EXERCISE INPUTS.
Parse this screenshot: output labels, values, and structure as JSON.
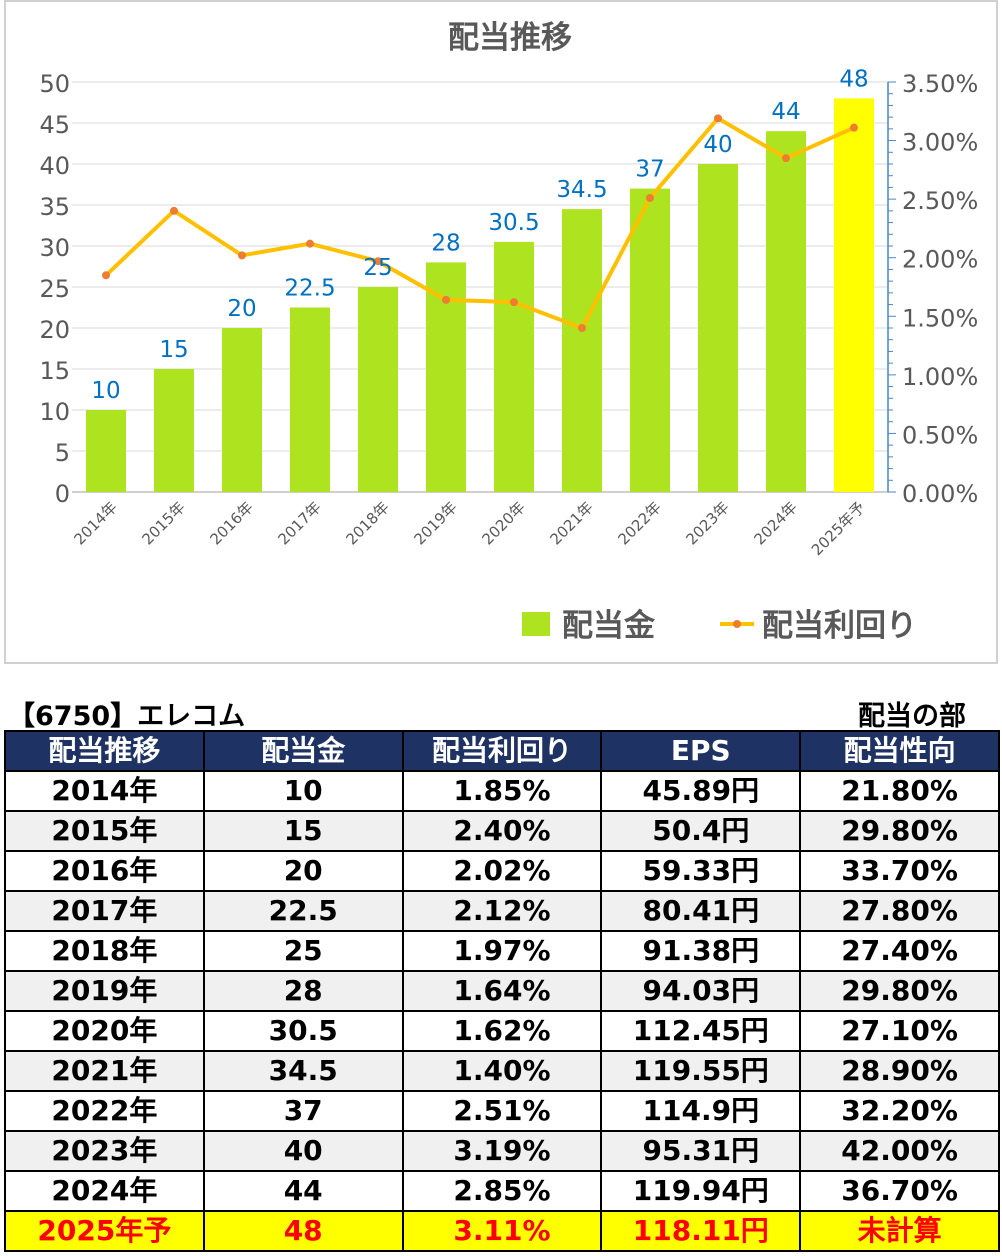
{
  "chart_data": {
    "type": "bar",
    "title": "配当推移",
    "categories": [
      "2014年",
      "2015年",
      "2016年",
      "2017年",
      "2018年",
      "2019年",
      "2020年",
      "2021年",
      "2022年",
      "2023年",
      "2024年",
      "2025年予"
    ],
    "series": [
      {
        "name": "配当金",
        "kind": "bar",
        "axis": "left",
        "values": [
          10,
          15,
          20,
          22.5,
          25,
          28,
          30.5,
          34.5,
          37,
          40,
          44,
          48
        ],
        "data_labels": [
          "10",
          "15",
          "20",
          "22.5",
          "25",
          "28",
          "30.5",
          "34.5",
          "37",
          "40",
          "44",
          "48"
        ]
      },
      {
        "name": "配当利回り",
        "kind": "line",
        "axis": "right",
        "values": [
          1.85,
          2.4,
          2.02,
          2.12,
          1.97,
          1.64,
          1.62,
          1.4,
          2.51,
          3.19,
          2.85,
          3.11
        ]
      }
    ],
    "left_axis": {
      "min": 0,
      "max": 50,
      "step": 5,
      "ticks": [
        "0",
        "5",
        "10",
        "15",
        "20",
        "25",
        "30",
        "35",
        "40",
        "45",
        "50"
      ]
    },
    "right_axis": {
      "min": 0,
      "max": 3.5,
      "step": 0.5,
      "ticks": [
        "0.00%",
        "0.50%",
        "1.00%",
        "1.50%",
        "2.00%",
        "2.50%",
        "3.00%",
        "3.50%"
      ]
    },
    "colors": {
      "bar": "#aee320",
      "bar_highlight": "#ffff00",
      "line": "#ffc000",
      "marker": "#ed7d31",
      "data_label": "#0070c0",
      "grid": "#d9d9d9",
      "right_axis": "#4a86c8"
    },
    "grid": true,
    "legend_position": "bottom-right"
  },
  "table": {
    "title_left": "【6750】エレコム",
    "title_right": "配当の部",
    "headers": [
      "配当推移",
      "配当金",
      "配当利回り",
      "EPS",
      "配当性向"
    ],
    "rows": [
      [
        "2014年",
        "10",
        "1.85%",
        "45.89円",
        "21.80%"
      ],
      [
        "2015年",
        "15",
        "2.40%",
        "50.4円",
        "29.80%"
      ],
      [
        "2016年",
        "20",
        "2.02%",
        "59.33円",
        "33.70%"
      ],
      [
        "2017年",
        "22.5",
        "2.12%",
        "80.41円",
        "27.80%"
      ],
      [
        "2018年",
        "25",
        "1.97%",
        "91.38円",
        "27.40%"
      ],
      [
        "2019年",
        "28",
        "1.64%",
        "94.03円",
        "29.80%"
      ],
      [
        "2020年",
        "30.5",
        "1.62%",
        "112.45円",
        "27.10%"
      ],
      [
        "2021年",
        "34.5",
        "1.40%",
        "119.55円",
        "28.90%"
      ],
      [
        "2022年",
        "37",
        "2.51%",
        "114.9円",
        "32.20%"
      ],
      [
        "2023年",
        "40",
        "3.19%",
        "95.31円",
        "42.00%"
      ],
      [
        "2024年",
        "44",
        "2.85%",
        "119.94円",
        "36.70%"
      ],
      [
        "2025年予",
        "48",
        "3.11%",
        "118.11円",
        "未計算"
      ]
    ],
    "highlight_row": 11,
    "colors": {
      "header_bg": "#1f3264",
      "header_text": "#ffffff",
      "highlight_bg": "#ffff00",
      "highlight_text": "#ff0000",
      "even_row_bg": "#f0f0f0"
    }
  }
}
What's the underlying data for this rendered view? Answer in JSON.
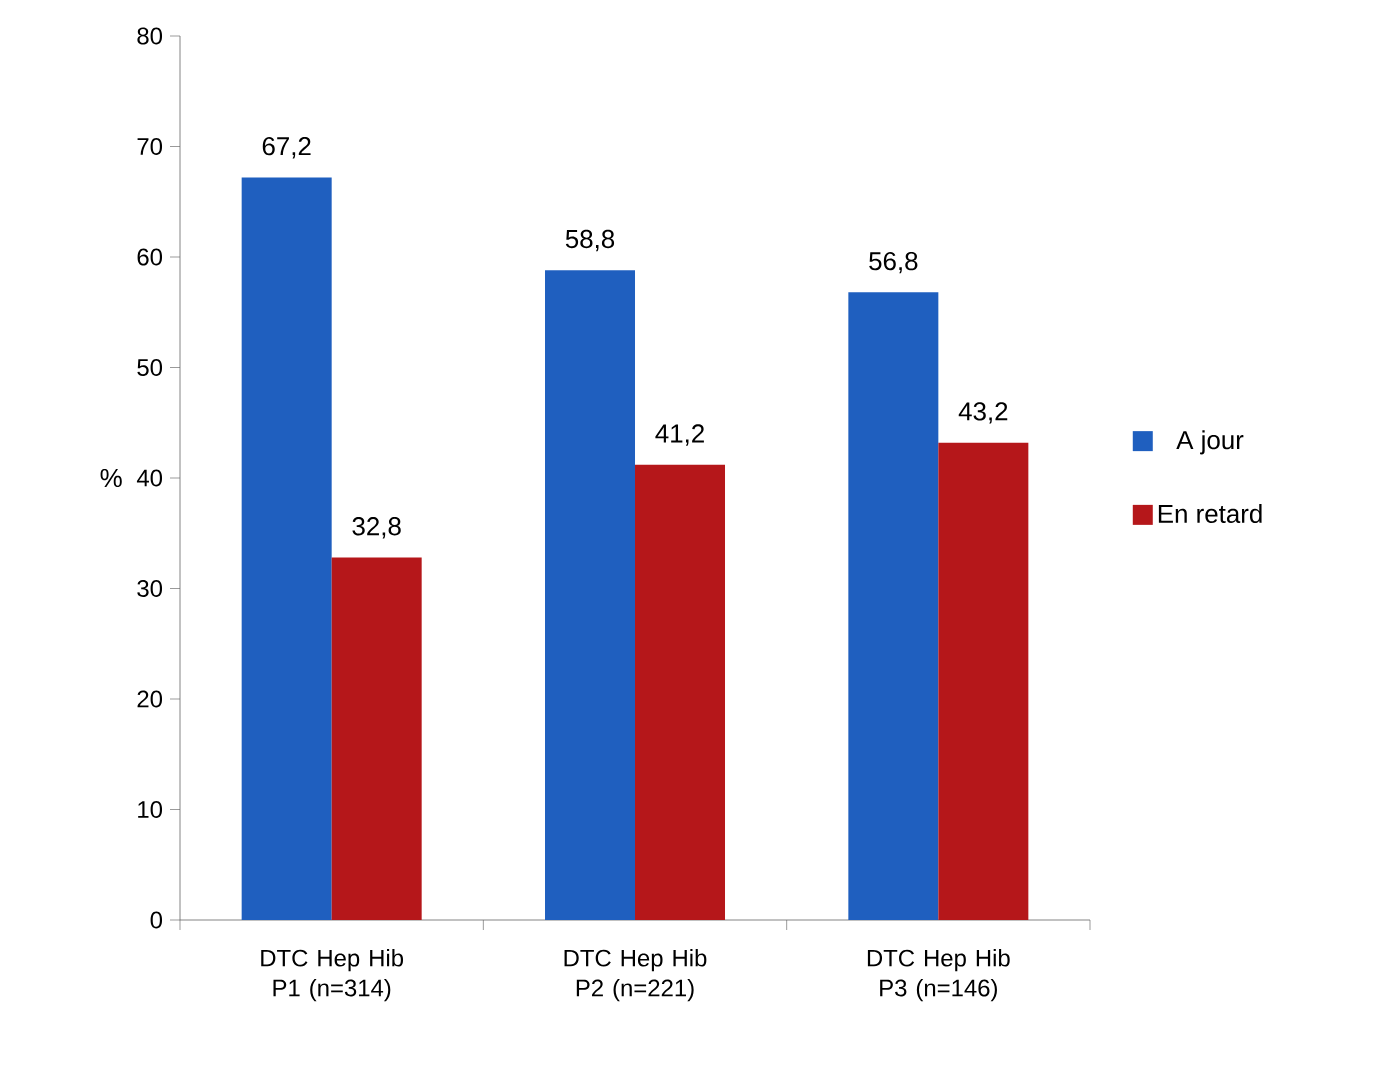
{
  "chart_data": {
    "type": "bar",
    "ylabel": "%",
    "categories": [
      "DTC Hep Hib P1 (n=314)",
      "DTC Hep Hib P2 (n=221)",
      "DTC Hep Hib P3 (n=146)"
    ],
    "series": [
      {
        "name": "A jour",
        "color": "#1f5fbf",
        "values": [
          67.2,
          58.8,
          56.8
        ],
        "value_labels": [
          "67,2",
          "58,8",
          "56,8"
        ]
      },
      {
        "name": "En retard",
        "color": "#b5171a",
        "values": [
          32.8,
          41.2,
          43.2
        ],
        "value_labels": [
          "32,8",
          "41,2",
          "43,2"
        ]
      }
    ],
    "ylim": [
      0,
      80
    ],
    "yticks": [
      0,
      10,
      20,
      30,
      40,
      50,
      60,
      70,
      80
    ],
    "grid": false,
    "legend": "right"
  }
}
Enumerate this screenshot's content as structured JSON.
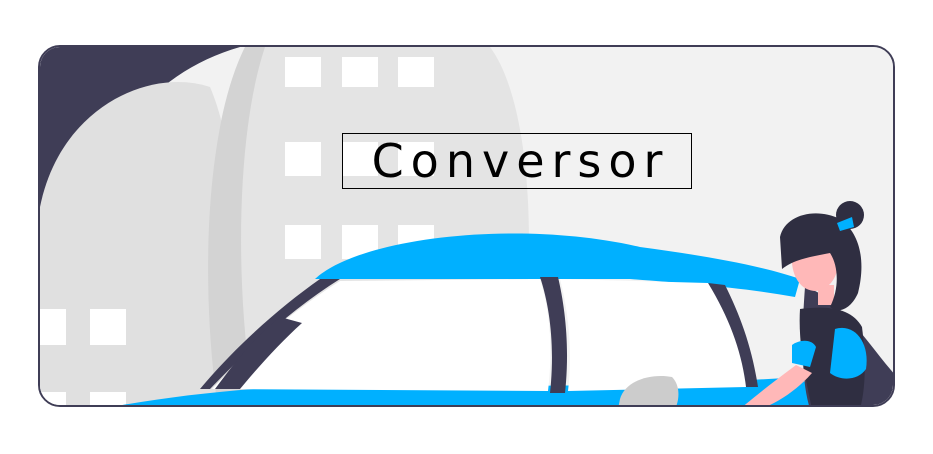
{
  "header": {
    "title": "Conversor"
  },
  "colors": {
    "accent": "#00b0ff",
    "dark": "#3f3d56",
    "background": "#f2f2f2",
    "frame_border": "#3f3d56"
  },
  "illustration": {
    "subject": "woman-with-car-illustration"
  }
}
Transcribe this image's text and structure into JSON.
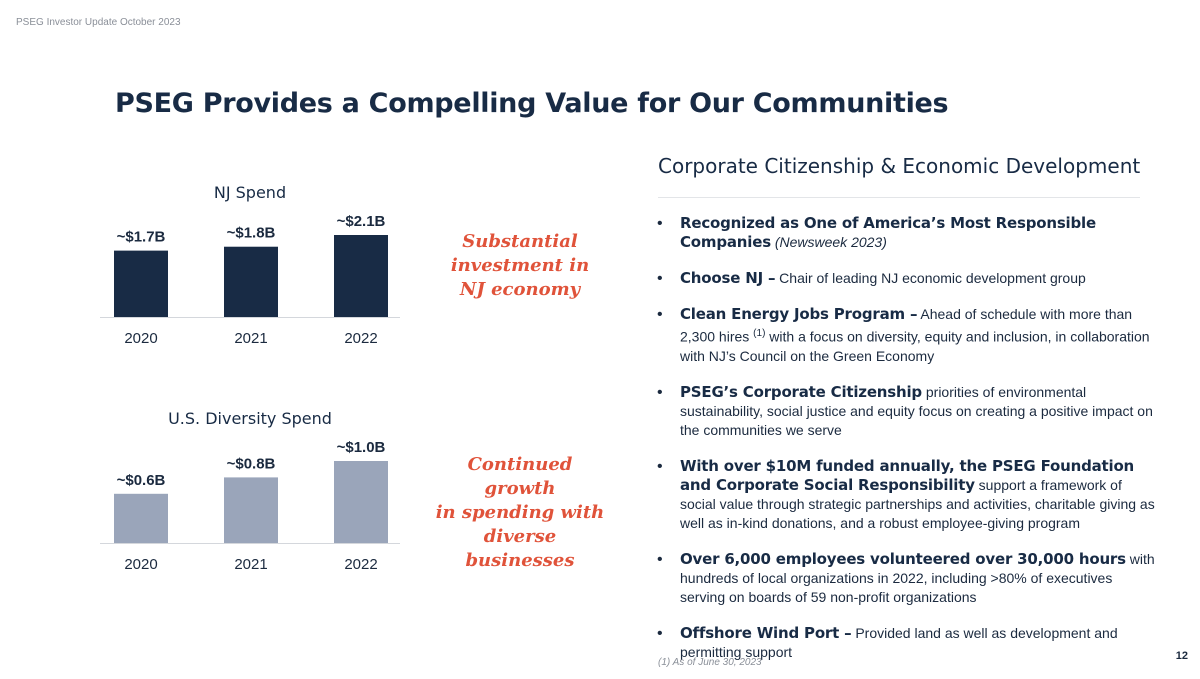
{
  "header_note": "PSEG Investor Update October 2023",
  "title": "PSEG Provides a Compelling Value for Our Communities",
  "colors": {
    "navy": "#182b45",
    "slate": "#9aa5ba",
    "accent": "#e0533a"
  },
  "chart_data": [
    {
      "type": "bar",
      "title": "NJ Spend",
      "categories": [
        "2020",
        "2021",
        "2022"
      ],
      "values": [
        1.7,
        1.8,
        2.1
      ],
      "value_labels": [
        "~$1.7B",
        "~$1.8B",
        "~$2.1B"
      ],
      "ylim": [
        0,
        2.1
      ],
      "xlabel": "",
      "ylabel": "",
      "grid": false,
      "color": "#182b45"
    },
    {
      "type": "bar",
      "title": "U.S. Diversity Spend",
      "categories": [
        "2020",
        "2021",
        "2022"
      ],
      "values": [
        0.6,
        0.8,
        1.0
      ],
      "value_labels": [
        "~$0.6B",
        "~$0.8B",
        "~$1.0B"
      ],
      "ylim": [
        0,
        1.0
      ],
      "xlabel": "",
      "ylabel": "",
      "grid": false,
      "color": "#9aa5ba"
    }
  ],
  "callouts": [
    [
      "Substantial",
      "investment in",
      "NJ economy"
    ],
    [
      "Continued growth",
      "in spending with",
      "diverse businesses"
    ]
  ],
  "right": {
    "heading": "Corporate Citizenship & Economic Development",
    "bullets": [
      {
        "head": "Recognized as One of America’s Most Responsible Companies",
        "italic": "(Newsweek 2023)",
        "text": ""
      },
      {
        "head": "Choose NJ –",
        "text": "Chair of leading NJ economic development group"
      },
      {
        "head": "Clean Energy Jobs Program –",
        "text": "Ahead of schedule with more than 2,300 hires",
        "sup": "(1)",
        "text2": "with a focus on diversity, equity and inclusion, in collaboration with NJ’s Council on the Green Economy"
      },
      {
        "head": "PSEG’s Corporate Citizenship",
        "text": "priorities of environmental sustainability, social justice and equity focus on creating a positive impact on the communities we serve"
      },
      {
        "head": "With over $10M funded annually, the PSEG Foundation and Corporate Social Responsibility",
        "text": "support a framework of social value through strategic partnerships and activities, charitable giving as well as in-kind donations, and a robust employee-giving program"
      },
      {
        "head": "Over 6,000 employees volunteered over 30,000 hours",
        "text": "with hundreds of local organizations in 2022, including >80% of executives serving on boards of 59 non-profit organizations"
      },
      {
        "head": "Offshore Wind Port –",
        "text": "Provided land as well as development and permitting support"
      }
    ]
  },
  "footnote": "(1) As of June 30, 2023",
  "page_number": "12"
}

PROBLEM REQUIREMENTS.
Without including any pictures, reproduce the listing exactly.

WRITTEN SOLUTION.
Parse this screenshot: output labels, values, and structure as JSON.
{
  "chart_data": {
    "type": "bar",
    "title": "配当推移",
    "categories": [
      "2014年",
      "2015年",
      "2016年",
      "2017年",
      "2018年",
      "2019年",
      "2020年",
      "2021年",
      "2022年",
      "2023年",
      "2024年",
      "2025年予"
    ],
    "series": [
      {
        "name": "配当金",
        "kind": "bar",
        "axis": "left",
        "values": [
          10,
          15,
          20,
          22.5,
          25,
          28,
          30.5,
          34.5,
          37,
          40,
          44,
          48
        ],
        "data_labels": [
          "10",
          "15",
          "20",
          "22.5",
          "25",
          "28",
          "30.5",
          "34.5",
          "37",
          "40",
          "44",
          "48"
        ]
      },
      {
        "name": "配当利回り",
        "kind": "line",
        "axis": "right",
        "values": [
          1.85,
          2.4,
          2.02,
          2.12,
          1.97,
          1.64,
          1.62,
          1.4,
          2.51,
          3.19,
          2.85,
          3.11
        ]
      }
    ],
    "left_axis": {
      "min": 0,
      "max": 50,
      "step": 5,
      "ticks": [
        "0",
        "5",
        "10",
        "15",
        "20",
        "25",
        "30",
        "35",
        "40",
        "45",
        "50"
      ]
    },
    "right_axis": {
      "min": 0,
      "max": 3.5,
      "step": 0.5,
      "ticks": [
        "0.00%",
        "0.50%",
        "1.00%",
        "1.50%",
        "2.00%",
        "2.50%",
        "3.00%",
        "3.50%"
      ]
    },
    "colors": {
      "bar": "#aee320",
      "bar_highlight": "#ffff00",
      "line": "#ffc000",
      "marker": "#ed7d31",
      "data_label": "#0070c0",
      "grid": "#d9d9d9",
      "right_axis": "#4a86c8"
    },
    "grid": true,
    "legend_position": "bottom-right"
  },
  "table": {
    "title_left": "【6750】エレコム",
    "title_right": "配当の部",
    "headers": [
      "配当推移",
      "配当金",
      "配当利回り",
      "EPS",
      "配当性向"
    ],
    "rows": [
      [
        "2014年",
        "10",
        "1.85%",
        "45.89円",
        "21.80%"
      ],
      [
        "2015年",
        "15",
        "2.40%",
        "50.4円",
        "29.80%"
      ],
      [
        "2016年",
        "20",
        "2.02%",
        "59.33円",
        "33.70%"
      ],
      [
        "2017年",
        "22.5",
        "2.12%",
        "80.41円",
        "27.80%"
      ],
      [
        "2018年",
        "25",
        "1.97%",
        "91.38円",
        "27.40%"
      ],
      [
        "2019年",
        "28",
        "1.64%",
        "94.03円",
        "29.80%"
      ],
      [
        "2020年",
        "30.5",
        "1.62%",
        "112.45円",
        "27.10%"
      ],
      [
        "2021年",
        "34.5",
        "1.40%",
        "119.55円",
        "28.90%"
      ],
      [
        "2022年",
        "37",
        "2.51%",
        "114.9円",
        "32.20%"
      ],
      [
        "2023年",
        "40",
        "3.19%",
        "95.31円",
        "42.00%"
      ],
      [
        "2024年",
        "44",
        "2.85%",
        "119.94円",
        "36.70%"
      ],
      [
        "2025年予",
        "48",
        "3.11%",
        "118.11円",
        "未計算"
      ]
    ],
    "highlight_row": 11,
    "colors": {
      "header_bg": "#1f3264",
      "header_text": "#ffffff",
      "highlight_bg": "#ffff00",
      "highlight_text": "#ff0000",
      "even_row_bg": "#f0f0f0"
    }
  }
}
What's the underlying data for this rendered view? Answer in JSON.
{
  "chart_data": {
    "type": "bar",
    "ylabel": "%",
    "categories": [
      "DTC Hep Hib P1 (n=314)",
      "DTC Hep Hib P2 (n=221)",
      "DTC Hep Hib P3 (n=146)"
    ],
    "series": [
      {
        "name": "A jour",
        "color": "#1f5fbf",
        "values": [
          67.2,
          58.8,
          56.8
        ],
        "value_labels": [
          "67,2",
          "58,8",
          "56,8"
        ]
      },
      {
        "name": "En retard",
        "color": "#b5171a",
        "values": [
          32.8,
          41.2,
          43.2
        ],
        "value_labels": [
          "32,8",
          "41,2",
          "43,2"
        ]
      }
    ],
    "ylim": [
      0,
      80
    ],
    "yticks": [
      0,
      10,
      20,
      30,
      40,
      50,
      60,
      70,
      80
    ],
    "grid": false,
    "legend": "right"
  }
}
Enumerate this screenshot's content as structured JSON.
{
  "header": {
    "title": "Conversor"
  },
  "colors": {
    "accent": "#00b0ff",
    "dark": "#3f3d56",
    "background": "#f2f2f2",
    "frame_border": "#3f3d56"
  },
  "illustration": {
    "subject": "woman-with-car-illustration"
  }
}
Transcribe this image's text and structure into JSON.
{
  "header_note": "PSEG Investor Update October 2023",
  "title": "PSEG Provides a Compelling Value for Our Communities",
  "colors": {
    "navy": "#182b45",
    "slate": "#9aa5ba",
    "accent": "#e0533a"
  },
  "chart_data": [
    {
      "type": "bar",
      "title": "NJ Spend",
      "categories": [
        "2020",
        "2021",
        "2022"
      ],
      "values": [
        1.7,
        1.8,
        2.1
      ],
      "value_labels": [
        "~$1.7B",
        "~$1.8B",
        "~$2.1B"
      ],
      "ylim": [
        0,
        2.1
      ],
      "xlabel": "",
      "ylabel": "",
      "grid": false,
      "color": "#182b45"
    },
    {
      "type": "bar",
      "title": "U.S. Diversity Spend",
      "categories": [
        "2020",
        "2021",
        "2022"
      ],
      "values": [
        0.6,
        0.8,
        1.0
      ],
      "value_labels": [
        "~$0.6B",
        "~$0.8B",
        "~$1.0B"
      ],
      "ylim": [
        0,
        1.0
      ],
      "xlabel": "",
      "ylabel": "",
      "grid": false,
      "color": "#9aa5ba"
    }
  ],
  "callouts": [
    [
      "Substantial",
      "investment in",
      "NJ economy"
    ],
    [
      "Continued growth",
      "in spending with",
      "diverse businesses"
    ]
  ],
  "right": {
    "heading": "Corporate Citizenship & Economic Development",
    "bullets": [
      {
        "head": "Recognized as One of America’s Most Responsible Companies",
        "italic": "(Newsweek 2023)",
        "text": ""
      },
      {
        "head": "Choose NJ –",
        "text": "Chair of leading NJ economic development group"
      },
      {
        "head": "Clean Energy Jobs Program –",
        "text": "Ahead of schedule with more than 2,300 hires",
        "sup": "(1)",
        "text2": "with a focus on diversity, equity and inclusion, in collaboration with NJ’s Council on the Green Economy"
      },
      {
        "head": "PSEG’s Corporate Citizenship",
        "text": "priorities of environmental sustainability, social justice and equity focus on creating a positive impact on the communities we serve"
      },
      {
        "head": "With over $10M funded annually, the PSEG Foundation and Corporate Social Responsibility",
        "text": "support a framework of social value through strategic partnerships and activities, charitable giving as well as in-kind donations, and a robust employee-giving program"
      },
      {
        "head": "Over 6,000 employees volunteered over 30,000 hours",
        "text": "with hundreds of local organizations in 2022, including >80% of executives serving on boards of 59 non-profit organizations"
      },
      {
        "head": "Offshore Wind Port –",
        "text": "Provided land as well as development and permitting support"
      }
    ]
  },
  "footnote": "(1) As of June 30, 2023",
  "page_number": "12"
}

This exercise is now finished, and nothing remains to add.